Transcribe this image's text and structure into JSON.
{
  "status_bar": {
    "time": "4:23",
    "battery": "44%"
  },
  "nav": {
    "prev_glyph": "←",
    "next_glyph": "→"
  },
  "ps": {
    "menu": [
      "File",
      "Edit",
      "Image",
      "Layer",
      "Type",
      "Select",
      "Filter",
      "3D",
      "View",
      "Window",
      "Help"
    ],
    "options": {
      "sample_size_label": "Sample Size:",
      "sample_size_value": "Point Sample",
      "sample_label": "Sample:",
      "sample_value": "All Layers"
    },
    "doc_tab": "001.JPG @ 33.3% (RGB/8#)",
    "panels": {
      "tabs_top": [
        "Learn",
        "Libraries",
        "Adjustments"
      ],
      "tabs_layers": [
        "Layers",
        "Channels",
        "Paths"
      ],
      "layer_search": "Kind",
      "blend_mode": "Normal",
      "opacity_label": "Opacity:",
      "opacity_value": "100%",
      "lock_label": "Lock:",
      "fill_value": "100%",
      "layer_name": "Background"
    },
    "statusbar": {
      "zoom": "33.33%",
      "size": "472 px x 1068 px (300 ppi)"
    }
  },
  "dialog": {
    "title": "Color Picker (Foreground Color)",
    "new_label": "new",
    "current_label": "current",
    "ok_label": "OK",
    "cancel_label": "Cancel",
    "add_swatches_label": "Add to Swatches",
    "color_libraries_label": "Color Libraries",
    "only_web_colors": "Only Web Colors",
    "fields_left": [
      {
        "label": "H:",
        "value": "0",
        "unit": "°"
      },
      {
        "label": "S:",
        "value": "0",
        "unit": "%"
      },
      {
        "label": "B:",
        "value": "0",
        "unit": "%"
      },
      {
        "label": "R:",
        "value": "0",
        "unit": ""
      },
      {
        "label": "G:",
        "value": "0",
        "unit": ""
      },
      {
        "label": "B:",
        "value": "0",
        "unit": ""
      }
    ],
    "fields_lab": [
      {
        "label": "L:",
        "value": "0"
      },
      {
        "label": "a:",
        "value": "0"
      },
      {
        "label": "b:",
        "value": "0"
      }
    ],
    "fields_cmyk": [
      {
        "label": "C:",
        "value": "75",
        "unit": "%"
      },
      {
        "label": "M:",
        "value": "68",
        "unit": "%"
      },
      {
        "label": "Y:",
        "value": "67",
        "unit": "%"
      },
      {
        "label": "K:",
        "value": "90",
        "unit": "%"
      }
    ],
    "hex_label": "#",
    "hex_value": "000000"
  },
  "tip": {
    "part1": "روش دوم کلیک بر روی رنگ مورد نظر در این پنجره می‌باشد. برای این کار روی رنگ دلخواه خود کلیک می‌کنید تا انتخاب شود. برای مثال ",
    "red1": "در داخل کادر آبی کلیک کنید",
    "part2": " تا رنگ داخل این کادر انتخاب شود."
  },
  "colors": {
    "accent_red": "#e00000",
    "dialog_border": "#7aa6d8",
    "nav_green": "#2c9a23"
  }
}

- _REQUIREMENT_:
The lines above should be duplicated exactly.

- _WORKED SOLUTION_:
Transcribe this image's text and structure into JSON.
{
  "status_bar": {
    "time": "4:23",
    "battery": "44%"
  },
  "nav": {
    "prev_glyph": "←",
    "next_glyph": "→"
  },
  "ps": {
    "menu": [
      "File",
      "Edit",
      "Image",
      "Layer",
      "Type",
      "Select",
      "Filter",
      "3D",
      "View",
      "Window",
      "Help"
    ],
    "options": {
      "sample_size_label": "Sample Size:",
      "sample_size_value": "Point Sample",
      "sample_label": "Sample:",
      "sample_value": "All Layers"
    },
    "doc_tab": "001.JPG @ 33.3% (RGB/8#)",
    "panels": {
      "tabs_top": [
        "Learn",
        "Libraries",
        "Adjustments"
      ],
      "tabs_layers": [
        "Layers",
        "Channels",
        "Paths"
      ],
      "layer_search": "Kind",
      "blend_mode": "Normal",
      "opacity_label": "Opacity:",
      "opacity_value": "100%",
      "lock_label": "Lock:",
      "fill_value": "100%",
      "layer_name": "Background"
    },
    "statusbar": {
      "zoom": "33.33%",
      "size": "472 px x 1068 px (300 ppi)"
    }
  },
  "dialog": {
    "title": "Color Picker (Foreground Color)",
    "new_label": "new",
    "current_label": "current",
    "ok_label": "OK",
    "cancel_label": "Cancel",
    "add_swatches_label": "Add to Swatches",
    "color_libraries_label": "Color Libraries",
    "only_web_colors": "Only Web Colors",
    "fields_left": [
      {
        "label": "H:",
        "value": "0",
        "unit": "°"
      },
      {
        "label": "S:",
        "value": "0",
        "unit": "%"
      },
      {
        "label": "B:",
        "value": "0",
        "unit": "%"
      },
      {
        "label": "R:",
        "value": "0",
        "unit": ""
      },
      {
        "label": "G:",
        "value": "0",
        "unit": ""
      },
      {
        "label": "B:",
        "value": "0",
        "unit": ""
      }
    ],
    "fields_lab": [
      {
        "label": "L:",
        "value": "0"
      },
      {
        "label": "a:",
        "value": "0"
      },
      {
        "label": "b:",
        "value": "0"
      }
    ],
    "fields_cmyk": [
      {
        "label": "C:",
        "value": "75",
        "unit": "%"
      },
      {
        "label": "M:",
        "value": "68",
        "unit": "%"
      },
      {
        "label": "Y:",
        "value": "67",
        "unit": "%"
      },
      {
        "label": "K:",
        "value": "90",
        "unit": "%"
      }
    ],
    "hex_label": "#",
    "hex_value": "000000"
  },
  "tip": {
    "part1": "روش دوم کلیک بر روی رنگ مورد نظر در این پنجره می‌باشد. برای این کار روی رنگ دلخواه خود کلیک می‌کنید تا انتخاب شود. برای مثال ",
    "red1": "در داخل کادر آبی کلیک کنید",
    "part2": " تا رنگ داخل این کادر انتخاب شود."
  },
  "colors": {
    "accent_red": "#e00000",
    "dialog_border": "#7aa6d8",
    "nav_green": "#2c9a23"
  }
}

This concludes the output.